STATED PROBLEM.
Using the data below, repeat all of it precisely.

Excerpts from a figure dataset:
--- Begin ---

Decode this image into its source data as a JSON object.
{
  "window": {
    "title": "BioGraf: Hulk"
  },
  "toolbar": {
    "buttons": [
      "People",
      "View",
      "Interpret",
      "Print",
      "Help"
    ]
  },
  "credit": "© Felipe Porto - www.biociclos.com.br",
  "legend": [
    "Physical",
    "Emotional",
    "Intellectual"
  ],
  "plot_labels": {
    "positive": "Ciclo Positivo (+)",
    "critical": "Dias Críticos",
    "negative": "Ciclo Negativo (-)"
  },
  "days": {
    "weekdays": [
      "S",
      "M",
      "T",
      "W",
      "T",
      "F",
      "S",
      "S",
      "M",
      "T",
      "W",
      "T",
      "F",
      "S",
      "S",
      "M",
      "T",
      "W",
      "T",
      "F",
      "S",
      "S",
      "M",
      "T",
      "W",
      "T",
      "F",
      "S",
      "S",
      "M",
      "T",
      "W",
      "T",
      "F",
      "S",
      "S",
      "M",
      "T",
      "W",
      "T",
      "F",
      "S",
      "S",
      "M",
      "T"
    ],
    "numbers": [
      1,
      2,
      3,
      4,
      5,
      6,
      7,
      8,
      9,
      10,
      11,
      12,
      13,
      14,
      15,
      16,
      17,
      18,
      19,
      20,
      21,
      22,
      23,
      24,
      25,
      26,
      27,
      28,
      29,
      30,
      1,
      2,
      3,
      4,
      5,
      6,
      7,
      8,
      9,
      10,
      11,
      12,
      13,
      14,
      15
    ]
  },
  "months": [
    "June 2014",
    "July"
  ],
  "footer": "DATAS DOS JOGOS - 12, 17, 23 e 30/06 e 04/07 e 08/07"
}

--- End ---

ANSWER IN FULL.
Decode this image into its source data as a JSON object.
{
  "window": {
    "title": "BioGraf: Hulk"
  },
  "toolbar": {
    "buttons": [
      "People",
      "View",
      "Interpret",
      "Print",
      "Help"
    ]
  },
  "credit": "© Felipe Porto - www.biociclos.com.br",
  "legend": [
    "Physical",
    "Emotional",
    "Intellectual"
  ],
  "plot_labels": {
    "positive": "Ciclo Positivo (+)",
    "critical": "Dias Críticos",
    "negative": "Ciclo Negativo (-)"
  },
  "days": {
    "weekdays": [
      "S",
      "M",
      "T",
      "W",
      "T",
      "F",
      "S",
      "S",
      "M",
      "T",
      "W",
      "T",
      "F",
      "S",
      "S",
      "M",
      "T",
      "W",
      "T",
      "F",
      "S",
      "S",
      "M",
      "T",
      "W",
      "T",
      "F",
      "S",
      "S",
      "M",
      "T",
      "W",
      "T",
      "F",
      "S",
      "S",
      "M",
      "T",
      "W",
      "T",
      "F",
      "S",
      "S",
      "M",
      "T"
    ],
    "numbers": [
      1,
      2,
      3,
      4,
      5,
      6,
      7,
      8,
      9,
      10,
      11,
      12,
      13,
      14,
      15,
      16,
      17,
      18,
      19,
      20,
      21,
      22,
      23,
      24,
      25,
      26,
      27,
      28,
      29,
      30,
      1,
      2,
      3,
      4,
      5,
      6,
      7,
      8,
      9,
      10,
      11,
      12,
      13,
      14,
      15
    ]
  },
  "months": [
    "June 2014",
    "July"
  ],
  "footer": "DATAS DOS JOGOS - 12, 17, 23 e 30/06 e 04/07 e 08/07"
}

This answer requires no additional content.